DATA SHOWN:
▽
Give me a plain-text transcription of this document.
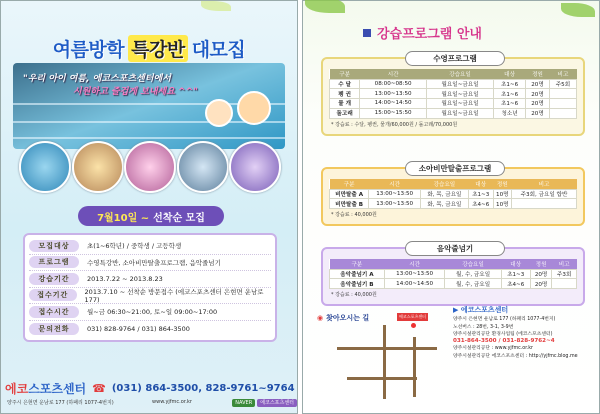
여름방학 특강반 대모집
"우리 아이 여름, 에코스포츠센터에서
시원하고 즐겁게 보내세요 ^^"
7월10일 ~ 선착순 모집
모집대상	초(1~6학년) / 중학생 / 고등학생
프로그램	수영특강반, 소아비만탈출프로그램, 음악줄넘기
강습기간	2013.7.22 ~ 2013.8.23
접수기간	2013.7.10 ~ 선착순 방문접수 (에코스포츠센터 은현면 운남로 177)
접수시간	월~금 06:30~21:00, 토~일 09:00~17:00
문의전화	031) 828-9764 / 031) 864-3500
에코스포츠센터 ☎ (031) 864-3500, 828-9761~9764
양주시 은현면 운남로 177 (하패리 1077-4번지)	www.yjfmc.or.kr	NAVER 에코스포츠센터
강습프로그램 안내
수영프로그램
구분	시간	강습요일	대상	정원	비고
수 달	08:00~08:50	월요일~금요일	초1~6	20명	주5회
펭 귄	13:00~13:50	월요일~금요일	초1~6	20명	
물 개	14:00~14:50	월요일~금요일	초1~6	20명	
돌고래	15:00~15:50	월요일~금요일	청소년	20명	
* 강습료 : 수달, 펭귄, 물개/60,000원 / 돌고래/70,000원
소아비만탈출프로그램
구분	시간	강습요일	대상	정원	비고
비만탈출 A	13:00~13:50	화, 목, 금요일	초1~3	10명	주3회, 금요일 합반
비만탈출 B	13:00~13:50	화, 목, 금요일	초4~6	10명	
* 강습료 : 40,000원
음악줄넘기
구분	시간	강습요일	대상	정원	비고
음악줄넘기 A	13:00~13:50	월, 수, 금요일	초1~3	20명	주3회
음악줄넘기 B	14:00~14:50	월, 수, 금요일	초4~6	20명	
* 강습료 : 40,000원
◉ 찾아오시는 길	에코스포츠센터
▶ 에코스포츠센터
양주시 은현면 운남로 177 (하패리 1077-4번지)
노선버스 : 28번, 3-1, 3-9번
양주시설관리공단 환경사업팀 (에코스포츠센터)
031-864-3500 / 031-828-9762~4
양주시설관리공단 : www.yjfmc.or.kr
양주시설관리공단 에코스포츠센터 : http://yjfmc.blog.me
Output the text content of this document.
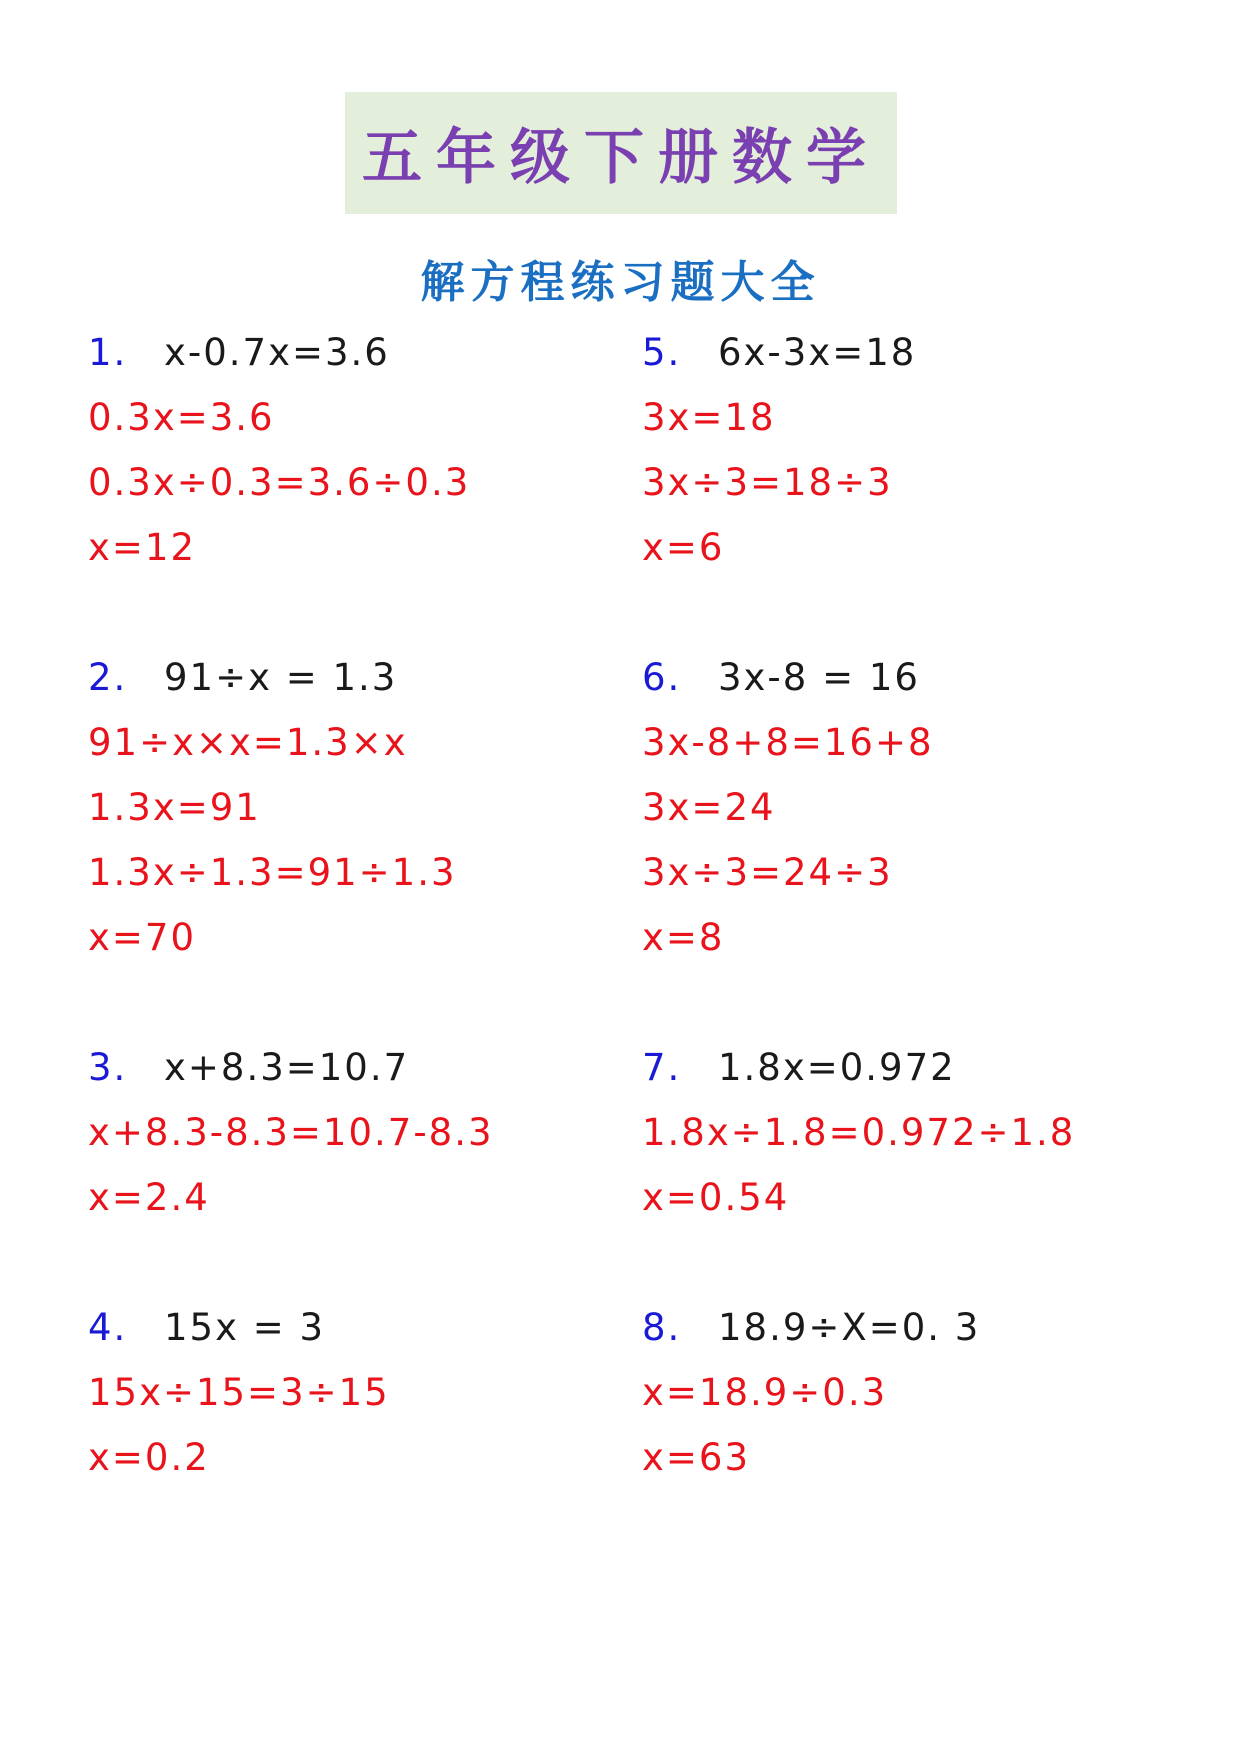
五年级下册数学
解方程练习题大全
1. x-0.7x=3.6
0.3x=3.6
0.3x÷0.3=3.6÷0.3
x=12
2. 91÷x = 1.3
91÷x×x=1.3×x
1.3x=91
1.3x÷1.3=91÷1.3
x=70
3. x+8.3=10.7
x+8.3-8.3=10.7-8.3
x=2.4
4. 15x = 3
15x÷15=3÷15
x=0.2
5. 6x-3x=18
3x=18
3x÷3=18÷3
x=6
6. 3x-8 = 16
3x-8+8=16+8
3x=24
3x÷3=24÷3
x=8
7. 1.8x=0.972
1.8x÷1.8=0.972÷1.8
x=0.54
8. 18.9÷X=0. 3
x=18.9÷0.3
x=63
△
PROBLEM DETAILS: Skip the pictures and print each record exactly as it stands.

SOLVED EXERCISE:
Give me a plain-text transcription of this document.
여름방학 특강반 대모집
"우리 아이 여름, 에코스포츠센터에서
시원하고 즐겁게 보내세요 ^^"
7월10일 ~ 선착순 모집
모집대상	초(1~6학년) / 중학생 / 고등학생
프로그램	수영특강반, 소아비만탈출프로그램, 음악줄넘기
강습기간	2013.7.22 ~ 2013.8.23
접수기간	2013.7.10 ~ 선착순 방문접수 (에코스포츠센터 은현면 운남로 177)
접수시간	월~금 06:30~21:00, 토~일 09:00~17:00
문의전화	031) 828-9764 / 031) 864-3500
에코스포츠센터 ☎ (031) 864-3500, 828-9761~9764
양주시 은현면 운남로 177 (하패리 1077-4번지)	www.yjfmc.or.kr	NAVER 에코스포츠센터
강습프로그램 안내
수영프로그램
구분	시간	강습요일	대상	정원	비고
수 달	08:00~08:50	월요일~금요일	초1~6	20명	주5회
펭 귄	13:00~13:50	월요일~금요일	초1~6	20명	
물 개	14:00~14:50	월요일~금요일	초1~6	20명	
돌고래	15:00~15:50	월요일~금요일	청소년	20명	
* 강습료 : 수달, 펭귄, 물개/60,000원 / 돌고래/70,000원
소아비만탈출프로그램
구분	시간	강습요일	대상	정원	비고
비만탈출 A	13:00~13:50	화, 목, 금요일	초1~3	10명	주3회, 금요일 합반
비만탈출 B	13:00~13:50	화, 목, 금요일	초4~6	10명	
* 강습료 : 40,000원
음악줄넘기
구분	시간	강습요일	대상	정원	비고
음악줄넘기 A	13:00~13:50	월, 수, 금요일	초1~3	20명	주3회
음악줄넘기 B	14:00~14:50	월, 수, 금요일	초4~6	20명	
* 강습료 : 40,000원
◉ 찾아오시는 길	에코스포츠센터
▶ 에코스포츠센터
양주시 은현면 운남로 177 (하패리 1077-4번지)
노선버스 : 28번, 3-1, 3-9번
양주시설관리공단 환경사업팀 (에코스포츠센터)
031-864-3500 / 031-828-9762~4
양주시설관리공단 : www.yjfmc.or.kr
양주시설관리공단 에코스포츠센터 : http://yjfmc.blog.me
Output the text content of this document.
五年级下册数学
解方程练习题大全
1. x-0.7x=3.6
0.3x=3.6
0.3x÷0.3=3.6÷0.3
x=12
2. 91÷x = 1.3
91÷x×x=1.3×x
1.3x=91
1.3x÷1.3=91÷1.3
x=70
3. x+8.3=10.7
x+8.3-8.3=10.7-8.3
x=2.4
4. 15x = 3
15x÷15=3÷15
x=0.2
5. 6x-3x=18
3x=18
3x÷3=18÷3
x=6
6. 3x-8 = 16
3x-8+8=16+8
3x=24
3x÷3=24÷3
x=8
7. 1.8x=0.972
1.8x÷1.8=0.972÷1.8
x=0.54
8. 18.9÷X=0. 3
x=18.9÷0.3
x=63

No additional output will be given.